PROBLEM TO WORK ON — Quote, word for word, every line starting at the line that contains "Read out every word on this page." and ending with the last line of the records; include both of these lines and no others.

## Begin

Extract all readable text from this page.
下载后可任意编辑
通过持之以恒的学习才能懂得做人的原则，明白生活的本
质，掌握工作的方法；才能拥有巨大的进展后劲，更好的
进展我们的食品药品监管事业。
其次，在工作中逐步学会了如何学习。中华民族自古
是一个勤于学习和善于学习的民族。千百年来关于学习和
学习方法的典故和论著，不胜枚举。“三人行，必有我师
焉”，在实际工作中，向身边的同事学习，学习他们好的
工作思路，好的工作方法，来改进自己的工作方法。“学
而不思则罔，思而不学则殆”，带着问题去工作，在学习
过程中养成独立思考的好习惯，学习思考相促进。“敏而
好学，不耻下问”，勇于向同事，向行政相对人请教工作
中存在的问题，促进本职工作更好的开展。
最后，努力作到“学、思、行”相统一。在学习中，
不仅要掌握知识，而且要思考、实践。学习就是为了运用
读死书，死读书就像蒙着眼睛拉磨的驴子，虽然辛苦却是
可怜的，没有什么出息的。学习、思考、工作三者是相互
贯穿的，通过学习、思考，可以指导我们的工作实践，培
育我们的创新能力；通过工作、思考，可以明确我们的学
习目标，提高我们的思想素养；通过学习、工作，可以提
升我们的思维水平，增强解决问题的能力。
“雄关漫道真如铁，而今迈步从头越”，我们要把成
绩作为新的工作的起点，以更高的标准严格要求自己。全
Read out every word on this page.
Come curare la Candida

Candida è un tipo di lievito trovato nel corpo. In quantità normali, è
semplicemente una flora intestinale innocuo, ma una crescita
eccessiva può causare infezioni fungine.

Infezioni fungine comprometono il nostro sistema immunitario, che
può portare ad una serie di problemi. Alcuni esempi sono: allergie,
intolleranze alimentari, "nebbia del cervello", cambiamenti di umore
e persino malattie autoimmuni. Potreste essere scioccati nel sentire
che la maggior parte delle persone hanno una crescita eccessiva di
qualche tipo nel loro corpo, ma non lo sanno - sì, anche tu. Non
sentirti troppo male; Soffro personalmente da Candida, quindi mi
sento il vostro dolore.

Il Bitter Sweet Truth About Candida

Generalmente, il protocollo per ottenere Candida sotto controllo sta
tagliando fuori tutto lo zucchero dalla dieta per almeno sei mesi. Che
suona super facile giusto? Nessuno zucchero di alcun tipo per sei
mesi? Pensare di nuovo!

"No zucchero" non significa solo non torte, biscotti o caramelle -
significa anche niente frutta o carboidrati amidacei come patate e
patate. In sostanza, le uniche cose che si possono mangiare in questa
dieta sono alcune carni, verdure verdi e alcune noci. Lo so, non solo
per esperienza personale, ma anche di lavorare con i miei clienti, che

## End

WRITTEN RESPONSE —
Read out every word on this page.
Come curare la Candida

Candida è un tipo di lievito trovato nel corpo. In quantità normali, è
semplicemente una flora intestinale innocuo, ma una crescita
eccessiva può causare infezioni fungine.

Infezioni fungine comprometono il nostro sistema immunitario, che
può portare ad una serie di problemi. Alcuni esempi sono: allergie,
intolleranze alimentari, "nebbia del cervello", cambiamenti di umore
e persino malattie autoimmuni. Potreste essere scioccati nel sentire
che la maggior parte delle persone hanno una crescita eccessiva di
qualche tipo nel loro corpo, ma non lo sanno - sì, anche tu. Non
sentirti troppo male; Soffro personalmente da Candida, quindi mi
sento il vostro dolore.

Il Bitter Sweet Truth About Candida

Generalmente, il protocollo per ottenere Candida sotto controllo sta
tagliando fuori tutto lo zucchero dalla dieta per almeno sei mesi. Che
suona super facile giusto? Nessuno zucchero di alcun tipo per sei
mesi? Pensare di nuovo!

"No zucchero" non significa solo non torte, biscotti o caramelle -
significa anche niente frutta o carboidrati amidacei come patate e
patate. In sostanza, le uniche cose che si possono mangiare in questa
dieta sono alcune carni, verdure verdi e alcune noci. Lo so, non solo
per esperienza personale, ma anche di lavorare con i miei clienti, che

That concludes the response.